## Start Supplied text

A place of superlatives with mind-blowing proportions — 277 miles long, up to 18 miles wide and over a mile deep — the Grand Canyon is rightly on many travelers' must-see lists. Because it is one of the most-visited tourist attractions in the U.S., it's also a place where trips have to be mapped out carefully for a good experience. Here are six things to know about visiting the Grand Canyon's South Rim.

1. Drive in via Desert View Road.

Most travelers arrive via the South Entrance but if you can, try to come through the Desert View Point, which offers a scenic, 20-minute drive towards Grand Canyon Village. This is the only road you can drive along the rim. Past Grand Canyon Village, there's a shuttle system that takes visitors along the edge of the canyon.

2. Timing is everything.

Heat and crowds make the Grand Canyon all but unbearable during July and, especially, August, so try to avoid those times and travel instead in the spring or fall. You will never be alone at the South Rim, but crowds will be decidedly less.

Once there, try to time your hikes against the flow: everyone rushes to Desert View for sunset, for example, but the sheer scope of the canyon allows for exquisite sunset viewing from pretty much anywhere. A great spot is Pima Pont, the second-to-last stop on the Red Line shuttle.

When hiking along the rim, you will encounter crowds near the scenic view points that have a parking lot or a shuttle stop, but in between – the ones where you have to walk – you will have stretches that are basically deserted.

3. High-end accommodations are not available.

Grand Canyon Village feels like an airport-meets-a-college-campus, with different clusters of lodges, restaurants, cafés and gift shops. The historic El Tovar (www.grandcanyonlodges.com) hotel, built in 1905, that sits in prime position at the very end of the village near the Rim Trail is the most upmarket of the offerings. It has just 78 rooms and books way in advance. If you can score a room here, take it. None of the other accommodations come close to this hotel's ambience and its restaurant is also the most upscale.

If El Tovar is booked, which it often is, the cabins at the Bright Angel Lodge (www.grandcanyonlodges.com) are the next most-desirable accommodations. They are in the middle of everything and there will be crowds outside your window all throughout the day, but the views here cannot be beat. Kachina and Thunderbird lodges are low-rise concrete constructions and the Maswik Lodge, a five-minute walk away from the rim, has motel-style rooms. In the end, the Grand Canyon lodges book up regardless of service and amenities, so the more in advance you can reserve, the higher your chances you will score a nicer room or cabin.

4. Day hikers will be bored after one day.

## End Supplied text
## Start Dataset entries

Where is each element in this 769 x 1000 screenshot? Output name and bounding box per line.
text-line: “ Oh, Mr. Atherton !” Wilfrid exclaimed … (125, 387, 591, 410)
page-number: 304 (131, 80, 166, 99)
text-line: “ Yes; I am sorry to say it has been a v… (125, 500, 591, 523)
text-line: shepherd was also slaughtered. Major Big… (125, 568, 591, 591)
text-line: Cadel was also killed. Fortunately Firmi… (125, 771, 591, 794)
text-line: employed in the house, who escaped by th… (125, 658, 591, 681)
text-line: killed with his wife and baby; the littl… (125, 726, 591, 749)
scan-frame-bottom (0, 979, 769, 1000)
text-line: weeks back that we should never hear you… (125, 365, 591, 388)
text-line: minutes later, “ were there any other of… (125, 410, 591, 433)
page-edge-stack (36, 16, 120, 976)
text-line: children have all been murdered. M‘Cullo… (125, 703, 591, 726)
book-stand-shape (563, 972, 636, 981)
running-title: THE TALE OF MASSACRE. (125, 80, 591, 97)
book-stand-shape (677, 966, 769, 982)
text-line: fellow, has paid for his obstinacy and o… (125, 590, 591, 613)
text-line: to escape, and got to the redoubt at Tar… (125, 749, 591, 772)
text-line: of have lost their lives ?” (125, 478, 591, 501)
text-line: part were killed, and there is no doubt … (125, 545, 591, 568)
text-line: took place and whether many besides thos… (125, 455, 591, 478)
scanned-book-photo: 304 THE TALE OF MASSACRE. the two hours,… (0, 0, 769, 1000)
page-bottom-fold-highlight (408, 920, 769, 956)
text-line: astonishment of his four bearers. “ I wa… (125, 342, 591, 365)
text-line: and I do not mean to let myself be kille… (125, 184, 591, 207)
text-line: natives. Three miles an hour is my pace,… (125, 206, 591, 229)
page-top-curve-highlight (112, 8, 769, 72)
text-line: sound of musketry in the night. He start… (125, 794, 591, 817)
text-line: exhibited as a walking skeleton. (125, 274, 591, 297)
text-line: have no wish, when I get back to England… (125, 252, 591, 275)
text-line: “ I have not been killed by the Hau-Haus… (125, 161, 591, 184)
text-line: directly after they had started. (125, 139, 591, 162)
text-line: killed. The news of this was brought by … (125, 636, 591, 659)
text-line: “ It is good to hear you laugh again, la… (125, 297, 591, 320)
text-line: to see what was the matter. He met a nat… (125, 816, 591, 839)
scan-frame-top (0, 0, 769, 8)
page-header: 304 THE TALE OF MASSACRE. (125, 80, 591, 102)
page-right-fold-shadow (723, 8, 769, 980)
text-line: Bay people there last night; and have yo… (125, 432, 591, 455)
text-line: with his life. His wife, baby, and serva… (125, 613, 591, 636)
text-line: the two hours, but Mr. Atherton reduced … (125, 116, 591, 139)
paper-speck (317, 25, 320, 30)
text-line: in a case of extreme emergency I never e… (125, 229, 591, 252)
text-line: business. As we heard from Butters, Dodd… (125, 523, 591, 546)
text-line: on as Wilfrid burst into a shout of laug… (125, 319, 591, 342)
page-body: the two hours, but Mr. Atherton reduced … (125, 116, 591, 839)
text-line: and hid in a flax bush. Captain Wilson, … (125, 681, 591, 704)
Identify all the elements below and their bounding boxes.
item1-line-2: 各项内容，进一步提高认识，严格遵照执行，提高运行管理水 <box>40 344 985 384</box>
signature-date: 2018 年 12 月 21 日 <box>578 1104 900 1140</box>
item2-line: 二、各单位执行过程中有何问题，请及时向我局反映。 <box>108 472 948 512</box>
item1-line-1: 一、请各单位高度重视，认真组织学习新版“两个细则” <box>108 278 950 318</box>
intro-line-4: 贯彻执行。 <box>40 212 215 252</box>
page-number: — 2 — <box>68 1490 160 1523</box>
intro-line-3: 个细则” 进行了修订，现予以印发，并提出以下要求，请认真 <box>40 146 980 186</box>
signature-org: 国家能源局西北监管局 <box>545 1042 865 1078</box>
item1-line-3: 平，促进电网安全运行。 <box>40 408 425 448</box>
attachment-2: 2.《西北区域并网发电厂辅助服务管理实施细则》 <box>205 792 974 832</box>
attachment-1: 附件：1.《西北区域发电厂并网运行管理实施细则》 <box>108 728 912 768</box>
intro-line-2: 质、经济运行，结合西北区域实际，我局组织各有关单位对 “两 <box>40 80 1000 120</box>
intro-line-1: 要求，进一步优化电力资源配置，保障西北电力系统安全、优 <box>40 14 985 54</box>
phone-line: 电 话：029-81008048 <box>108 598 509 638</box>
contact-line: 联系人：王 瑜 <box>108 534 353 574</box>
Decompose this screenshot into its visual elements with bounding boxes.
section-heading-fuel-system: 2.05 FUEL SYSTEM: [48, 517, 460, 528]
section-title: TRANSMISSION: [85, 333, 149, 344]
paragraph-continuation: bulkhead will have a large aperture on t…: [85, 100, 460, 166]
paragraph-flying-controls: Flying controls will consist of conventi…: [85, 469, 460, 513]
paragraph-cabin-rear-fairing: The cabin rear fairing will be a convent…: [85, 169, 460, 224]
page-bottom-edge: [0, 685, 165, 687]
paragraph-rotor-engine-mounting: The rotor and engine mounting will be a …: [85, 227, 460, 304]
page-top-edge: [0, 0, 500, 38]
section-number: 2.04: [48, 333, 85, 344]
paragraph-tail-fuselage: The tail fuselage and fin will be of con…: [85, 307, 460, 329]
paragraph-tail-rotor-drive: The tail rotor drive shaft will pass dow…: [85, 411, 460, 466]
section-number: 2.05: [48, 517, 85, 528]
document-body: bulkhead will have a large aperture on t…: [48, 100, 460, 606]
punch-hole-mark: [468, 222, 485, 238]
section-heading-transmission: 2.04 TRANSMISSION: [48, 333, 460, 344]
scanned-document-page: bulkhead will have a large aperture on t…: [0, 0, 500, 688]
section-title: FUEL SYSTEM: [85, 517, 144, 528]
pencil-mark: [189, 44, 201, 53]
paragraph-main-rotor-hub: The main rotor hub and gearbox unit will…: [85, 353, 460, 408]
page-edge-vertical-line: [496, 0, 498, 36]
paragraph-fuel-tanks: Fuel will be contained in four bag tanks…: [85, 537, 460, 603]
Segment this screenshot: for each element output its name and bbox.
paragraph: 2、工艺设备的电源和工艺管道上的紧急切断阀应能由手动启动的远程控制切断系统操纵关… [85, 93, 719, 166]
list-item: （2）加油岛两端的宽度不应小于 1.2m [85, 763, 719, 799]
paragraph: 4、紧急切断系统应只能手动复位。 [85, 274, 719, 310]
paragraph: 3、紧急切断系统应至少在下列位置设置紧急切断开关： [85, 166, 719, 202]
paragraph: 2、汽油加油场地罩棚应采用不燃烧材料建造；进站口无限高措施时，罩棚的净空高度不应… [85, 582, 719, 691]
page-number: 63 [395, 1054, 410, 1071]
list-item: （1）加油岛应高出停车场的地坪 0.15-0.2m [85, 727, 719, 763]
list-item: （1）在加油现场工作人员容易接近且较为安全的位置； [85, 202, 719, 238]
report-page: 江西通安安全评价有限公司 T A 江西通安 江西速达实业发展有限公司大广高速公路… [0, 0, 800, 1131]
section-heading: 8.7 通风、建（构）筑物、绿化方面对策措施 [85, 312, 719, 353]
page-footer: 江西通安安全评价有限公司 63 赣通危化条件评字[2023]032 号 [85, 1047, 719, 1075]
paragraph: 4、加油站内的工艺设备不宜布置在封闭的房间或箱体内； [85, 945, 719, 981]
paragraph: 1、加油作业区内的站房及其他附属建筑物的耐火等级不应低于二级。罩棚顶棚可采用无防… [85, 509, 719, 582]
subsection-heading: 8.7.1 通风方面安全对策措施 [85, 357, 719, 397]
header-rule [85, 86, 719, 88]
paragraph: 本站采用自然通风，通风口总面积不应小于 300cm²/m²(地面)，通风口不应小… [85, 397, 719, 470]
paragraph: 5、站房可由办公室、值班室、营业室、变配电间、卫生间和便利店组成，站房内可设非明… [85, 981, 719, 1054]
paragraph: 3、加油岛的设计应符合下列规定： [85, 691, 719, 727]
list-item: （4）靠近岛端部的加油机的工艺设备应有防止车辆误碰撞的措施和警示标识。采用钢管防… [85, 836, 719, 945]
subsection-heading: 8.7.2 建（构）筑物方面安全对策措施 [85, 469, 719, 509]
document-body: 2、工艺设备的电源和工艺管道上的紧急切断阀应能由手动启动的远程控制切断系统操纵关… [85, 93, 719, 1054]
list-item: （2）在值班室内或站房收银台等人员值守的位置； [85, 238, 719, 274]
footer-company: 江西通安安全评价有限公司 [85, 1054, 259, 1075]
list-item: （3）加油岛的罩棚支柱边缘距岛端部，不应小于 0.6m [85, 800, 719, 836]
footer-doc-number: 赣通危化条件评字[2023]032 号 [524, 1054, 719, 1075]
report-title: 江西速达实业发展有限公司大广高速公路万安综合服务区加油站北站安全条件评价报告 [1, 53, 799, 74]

## End Dataset entries

Tasks for this exercise
1. Reproduce a passage from the Grand Canyon article, beginning at the words "2. Timing is" and ending after the words "are not available.".
2. Write what comes next in the Grand Canyon South Rim article, picking up right after its final line.
The material has no connection to the Grand Canyon travel article.

Answers below
1.
2. Timing is everything.

Heat and crowds make the Grand Canyon all but unbearable during July and, especially, August, so try to avoid those times and travel instead in the spring or fall. You will never be alone at the South Rim, but crowds will be decidedly less.

Once there, try to time your hikes against the flow: everyone rushes to Desert View for sunset, for example, but the sheer scope of the canyon allows for exquisite sunset viewing from pretty much anywhere. A great spot is Pima Pont, the second-to-last stop on the Red Line shuttle.

When hiking along the rim, you will encounter crowds near the scenic view points that have a parking lot or a shuttle stop, but in between – the ones where you have to walk – you will have stretches that are basically deserted.

3. High-end accommodations are not available.

2.
Day hikers have two options at the Grand Canyon: they can walk along the rim, which is spectacular with breathtaking drop offs and lots of photo opportunities, as well as long (13 miles), but it's not exactly hiking through rugged terrain, as it's mostly a walk along a paved trail.

Alternatively, hikers can choose one of the trails that snakes down into the canyon, like Bright Angel or South Kaibab, both of which are exhilarating but only whet your appetite to go further. Countless signs warn hikers not to tempt to climb to the bottom of the canyon and back out in a single day: hikers have died from dehydration and exhaustion (it takes about 3 hours to get to the bottom and more than 6 to come back up).

Ultimately, there are no satisfying, longer day hikes that take you through very different terrain, as you find in Zion or Bryce, so once you have had your share of rim photos, you are ready to either move on to an overnight hike into the canyon or to keep driving to the next stop along your road trip.

5. Overnight hikes need to be planned way in advance.

The hiking on the bottom of the Grand Canyon is considered some of the most exciting terrain of the southwest. To stay in the historic Phantom Lodge (www.grandcanyonlodges.com) on the bottom between the South and North Rims, you have to book well in advance (up to one year).

Phantom Ranch has small wooden and stone cabins with bunk beds and a small bathroom. Accommodations are very rustic and bare-bones, but the location at the bottom of the canyon on the Colorado River is incredible. Breakfast is served, and you can purchase box lunches. Dinner, usually stew, is served in the evening. Some of the bathrooms have hot water but some don't.

Indagare Tip: The Canteen has strict hours, so you have to bring down your own snacks or else it's possible to go hungry for hours until it opens for dinner.

6. Have a sense of humor – you're at the Grand Canyon.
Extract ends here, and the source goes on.